Entries shown =>

----------

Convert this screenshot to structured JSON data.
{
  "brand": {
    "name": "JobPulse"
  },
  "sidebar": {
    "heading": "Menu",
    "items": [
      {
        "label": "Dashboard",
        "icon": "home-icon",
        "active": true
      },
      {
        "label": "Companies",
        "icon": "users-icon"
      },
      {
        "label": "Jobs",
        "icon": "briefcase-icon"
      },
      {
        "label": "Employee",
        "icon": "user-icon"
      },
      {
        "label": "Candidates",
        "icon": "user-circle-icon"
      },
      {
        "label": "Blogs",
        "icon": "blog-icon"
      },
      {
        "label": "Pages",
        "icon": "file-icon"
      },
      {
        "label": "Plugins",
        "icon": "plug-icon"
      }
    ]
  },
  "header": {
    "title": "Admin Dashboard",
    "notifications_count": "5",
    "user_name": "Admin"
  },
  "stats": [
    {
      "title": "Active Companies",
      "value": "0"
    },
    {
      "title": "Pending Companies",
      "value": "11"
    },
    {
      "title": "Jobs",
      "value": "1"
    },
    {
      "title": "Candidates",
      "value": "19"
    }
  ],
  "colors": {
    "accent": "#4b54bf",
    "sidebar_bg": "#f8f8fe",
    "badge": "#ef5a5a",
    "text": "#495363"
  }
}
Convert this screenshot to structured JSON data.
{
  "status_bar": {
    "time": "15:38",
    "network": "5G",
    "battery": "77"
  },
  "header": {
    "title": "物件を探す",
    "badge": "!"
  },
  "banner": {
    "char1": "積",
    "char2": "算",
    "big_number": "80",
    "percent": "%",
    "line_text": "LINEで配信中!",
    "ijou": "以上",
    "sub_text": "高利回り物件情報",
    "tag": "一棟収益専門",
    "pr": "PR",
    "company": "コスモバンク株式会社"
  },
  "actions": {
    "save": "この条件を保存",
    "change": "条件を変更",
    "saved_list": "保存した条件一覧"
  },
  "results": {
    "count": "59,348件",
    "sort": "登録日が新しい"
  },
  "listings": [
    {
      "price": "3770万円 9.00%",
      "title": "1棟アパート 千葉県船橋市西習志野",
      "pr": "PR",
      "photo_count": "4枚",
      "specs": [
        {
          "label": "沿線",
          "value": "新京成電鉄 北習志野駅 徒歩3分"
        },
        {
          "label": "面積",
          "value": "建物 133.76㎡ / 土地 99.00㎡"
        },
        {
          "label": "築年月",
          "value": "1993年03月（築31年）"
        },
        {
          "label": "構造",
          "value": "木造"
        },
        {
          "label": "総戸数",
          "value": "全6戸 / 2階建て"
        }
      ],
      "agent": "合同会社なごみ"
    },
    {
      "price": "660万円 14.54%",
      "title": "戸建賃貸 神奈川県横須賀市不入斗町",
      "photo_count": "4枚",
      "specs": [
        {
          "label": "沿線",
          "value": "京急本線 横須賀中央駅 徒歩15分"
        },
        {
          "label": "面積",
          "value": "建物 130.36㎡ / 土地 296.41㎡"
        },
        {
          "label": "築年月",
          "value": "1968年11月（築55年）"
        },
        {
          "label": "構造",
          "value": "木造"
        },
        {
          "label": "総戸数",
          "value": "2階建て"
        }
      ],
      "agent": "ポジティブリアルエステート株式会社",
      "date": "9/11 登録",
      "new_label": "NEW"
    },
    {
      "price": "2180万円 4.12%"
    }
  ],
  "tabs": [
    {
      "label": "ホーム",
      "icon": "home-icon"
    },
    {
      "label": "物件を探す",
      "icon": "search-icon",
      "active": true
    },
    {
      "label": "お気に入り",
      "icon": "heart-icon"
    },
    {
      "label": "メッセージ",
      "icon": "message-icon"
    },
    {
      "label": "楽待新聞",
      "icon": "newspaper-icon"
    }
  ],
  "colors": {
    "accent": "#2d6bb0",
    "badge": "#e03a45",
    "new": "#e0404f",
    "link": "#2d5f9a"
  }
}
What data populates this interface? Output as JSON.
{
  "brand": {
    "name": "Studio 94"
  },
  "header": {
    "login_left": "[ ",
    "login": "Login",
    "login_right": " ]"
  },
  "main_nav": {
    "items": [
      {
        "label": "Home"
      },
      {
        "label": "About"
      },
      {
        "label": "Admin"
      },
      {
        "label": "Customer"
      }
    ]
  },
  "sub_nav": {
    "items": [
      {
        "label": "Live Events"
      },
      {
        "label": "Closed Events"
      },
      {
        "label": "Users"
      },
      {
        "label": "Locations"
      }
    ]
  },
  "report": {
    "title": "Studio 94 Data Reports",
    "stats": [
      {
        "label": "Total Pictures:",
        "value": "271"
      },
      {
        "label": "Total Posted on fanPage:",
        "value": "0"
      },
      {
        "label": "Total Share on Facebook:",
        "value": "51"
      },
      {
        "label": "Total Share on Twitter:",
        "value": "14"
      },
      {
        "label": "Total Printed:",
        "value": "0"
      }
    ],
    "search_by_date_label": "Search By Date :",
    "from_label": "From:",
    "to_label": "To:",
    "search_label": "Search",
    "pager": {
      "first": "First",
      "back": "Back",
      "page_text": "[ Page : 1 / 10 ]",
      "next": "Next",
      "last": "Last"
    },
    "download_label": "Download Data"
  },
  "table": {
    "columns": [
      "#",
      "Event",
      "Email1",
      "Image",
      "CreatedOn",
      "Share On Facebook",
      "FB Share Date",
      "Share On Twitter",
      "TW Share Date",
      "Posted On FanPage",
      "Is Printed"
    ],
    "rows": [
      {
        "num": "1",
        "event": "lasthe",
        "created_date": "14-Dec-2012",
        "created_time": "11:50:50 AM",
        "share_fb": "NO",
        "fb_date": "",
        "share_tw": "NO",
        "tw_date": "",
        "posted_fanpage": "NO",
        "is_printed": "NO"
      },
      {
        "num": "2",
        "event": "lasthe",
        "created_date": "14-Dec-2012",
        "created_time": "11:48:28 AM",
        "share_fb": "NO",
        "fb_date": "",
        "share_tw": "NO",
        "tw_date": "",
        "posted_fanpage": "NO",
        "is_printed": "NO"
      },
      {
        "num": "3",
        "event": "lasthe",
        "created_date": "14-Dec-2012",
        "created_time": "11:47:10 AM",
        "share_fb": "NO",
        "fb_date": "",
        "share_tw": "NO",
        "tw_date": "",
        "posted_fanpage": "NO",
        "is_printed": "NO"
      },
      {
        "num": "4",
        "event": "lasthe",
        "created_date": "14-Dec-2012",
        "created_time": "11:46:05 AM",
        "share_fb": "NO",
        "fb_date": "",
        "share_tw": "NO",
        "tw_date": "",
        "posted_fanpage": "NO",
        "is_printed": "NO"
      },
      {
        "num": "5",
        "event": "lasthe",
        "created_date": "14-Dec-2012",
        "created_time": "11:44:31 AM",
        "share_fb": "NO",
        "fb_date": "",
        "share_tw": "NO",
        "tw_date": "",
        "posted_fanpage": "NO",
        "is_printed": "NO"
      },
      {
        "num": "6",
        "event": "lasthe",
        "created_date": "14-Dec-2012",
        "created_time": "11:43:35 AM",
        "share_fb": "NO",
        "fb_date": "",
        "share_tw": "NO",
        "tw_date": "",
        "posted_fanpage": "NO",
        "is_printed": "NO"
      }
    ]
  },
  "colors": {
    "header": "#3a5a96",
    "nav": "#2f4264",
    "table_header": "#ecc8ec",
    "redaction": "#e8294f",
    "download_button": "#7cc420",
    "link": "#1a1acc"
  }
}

----------

Work to be completed => Return each line of the data that contains the string "price".

Full solution =>
      "price": "3770万円 9.00%",
      "price": "660万円 14.54%",
      "price": "2180万円 4.12%"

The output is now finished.